▸ GOAL
Each of the entries should be retyped precisely as it appears.

(Source records)
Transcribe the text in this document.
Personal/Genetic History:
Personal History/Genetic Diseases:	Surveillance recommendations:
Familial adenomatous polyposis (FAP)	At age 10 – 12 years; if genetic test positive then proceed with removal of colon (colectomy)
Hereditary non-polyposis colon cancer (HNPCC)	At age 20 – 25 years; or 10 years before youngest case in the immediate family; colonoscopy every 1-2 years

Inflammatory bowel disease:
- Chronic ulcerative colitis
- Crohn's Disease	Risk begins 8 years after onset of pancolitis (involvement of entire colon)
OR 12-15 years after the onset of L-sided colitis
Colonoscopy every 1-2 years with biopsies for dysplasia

▸ RESPONSE TO THIS TASK
Transcribe the text in this document.
Personal/Genetic History:
Personal History/Genetic Diseases:	Surveillance recommendations:
Familial adenomatous polyposis (FAP)	At age 10 – 12 years; if genetic test positive then proceed with removal of colon (colectomy)
Hereditary non-polyposis colon cancer (HNPCC)	At age 20 – 25 years; or 10 years before youngest case in the immediate family; colonoscopy every 1-2 years

Inflammatory bowel disease:
- Chronic ulcerative colitis
- Crohn's Disease	Risk begins 8 years after onset of pancolitis (involvement of entire colon)
OR 12-15 years after the onset of L-sided colitis
Colonoscopy every 1-2 years with biopsies for dysplasia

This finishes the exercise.